═════ EXTRACTED TEXT

When the Simplest Diagnosis Isn't the Safest: Sepsis Misread as Flu in the ED
A real-world example of Occams razor in action
Context
An urban emergency department was managing high patient volume during influenza season. Clinicians were encouraged to triage quickly to avoid ED crowding and keep throughput metrics healthy.
Situation
A 72-year-old woman with diabetes and mild cognitive impairment arrived with low-grade fever, malaise, and dizziness. Because her presentation matched the common pattern of seasonal influenza and she had no focal complaints, the treating physician documented 'likely viral illness' and discharged her with symptomatic care.
The bias in action
The physician applied Occam's Razor by choosing the simplest, most common explanation — influenza — without testing for alternative causes that required more assumptions (e.g., occult infection or sepsis). This mental shortcut reduced further diagnostic steps: no labs, no lactate, no blood cultures, and no safety-net instructions were given. Team members accepted the simple diagnosis because it fit the pattern they had seen repeatedly that day and because time pressure made the quieter, more complex possibilities feel improbable.

══════════

**DIRECTIONS**
Reproduce the sepsis case study word for word, starting with the words "The bias in" and stopping after the words "possibilities feel improbable.".

═════ RECORDS SHOWN

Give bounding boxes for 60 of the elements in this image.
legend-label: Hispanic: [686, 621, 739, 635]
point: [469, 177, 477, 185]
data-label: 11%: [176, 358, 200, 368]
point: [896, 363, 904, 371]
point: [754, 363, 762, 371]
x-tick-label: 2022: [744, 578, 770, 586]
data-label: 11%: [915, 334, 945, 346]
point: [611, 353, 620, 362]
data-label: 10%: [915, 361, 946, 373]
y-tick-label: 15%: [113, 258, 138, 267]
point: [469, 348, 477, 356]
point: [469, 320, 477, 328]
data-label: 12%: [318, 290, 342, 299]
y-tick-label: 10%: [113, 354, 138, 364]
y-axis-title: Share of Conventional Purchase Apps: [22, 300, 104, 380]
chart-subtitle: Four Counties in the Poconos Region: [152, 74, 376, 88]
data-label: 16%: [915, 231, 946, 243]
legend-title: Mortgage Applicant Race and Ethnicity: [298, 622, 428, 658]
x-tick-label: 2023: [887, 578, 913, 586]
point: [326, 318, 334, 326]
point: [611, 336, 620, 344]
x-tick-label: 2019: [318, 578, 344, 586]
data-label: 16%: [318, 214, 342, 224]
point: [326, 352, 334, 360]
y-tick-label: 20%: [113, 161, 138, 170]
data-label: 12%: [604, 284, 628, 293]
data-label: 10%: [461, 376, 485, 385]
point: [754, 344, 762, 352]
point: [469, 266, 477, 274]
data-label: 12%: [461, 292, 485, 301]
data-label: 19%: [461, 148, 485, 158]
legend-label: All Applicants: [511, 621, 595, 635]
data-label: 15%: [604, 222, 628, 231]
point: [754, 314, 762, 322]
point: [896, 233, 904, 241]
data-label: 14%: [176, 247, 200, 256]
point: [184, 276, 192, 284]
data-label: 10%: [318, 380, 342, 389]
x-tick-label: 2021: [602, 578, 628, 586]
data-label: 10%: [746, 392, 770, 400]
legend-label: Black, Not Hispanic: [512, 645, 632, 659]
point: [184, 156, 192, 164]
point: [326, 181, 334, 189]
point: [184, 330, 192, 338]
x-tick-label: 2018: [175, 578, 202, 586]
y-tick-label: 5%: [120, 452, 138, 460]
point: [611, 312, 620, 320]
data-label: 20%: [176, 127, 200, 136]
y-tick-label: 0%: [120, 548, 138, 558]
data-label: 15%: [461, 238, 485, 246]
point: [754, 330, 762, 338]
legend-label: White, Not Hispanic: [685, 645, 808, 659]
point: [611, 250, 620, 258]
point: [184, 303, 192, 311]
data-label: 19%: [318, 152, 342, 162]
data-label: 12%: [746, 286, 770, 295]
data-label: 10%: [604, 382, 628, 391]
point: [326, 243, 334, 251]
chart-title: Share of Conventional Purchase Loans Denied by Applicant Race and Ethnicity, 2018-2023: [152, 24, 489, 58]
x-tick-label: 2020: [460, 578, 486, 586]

══════════

**SOLUTION TO THE PROBLEM**
The bias in action
The physician applied Occam's Razor by choosing the simplest, most common explanation — influenza — without testing for alternative causes that required more assumptions (e.g., occult infection or sepsis). This mental shortcut reduced further diagnostic steps: no labs, no lactate, no blood cultures, and no safety-net instructions were given. Team members accepted the simple diagnosis because it fit the pattern they had seen repeatedly that day and because time pressure made the quieter, more complex possibilities feel improbable.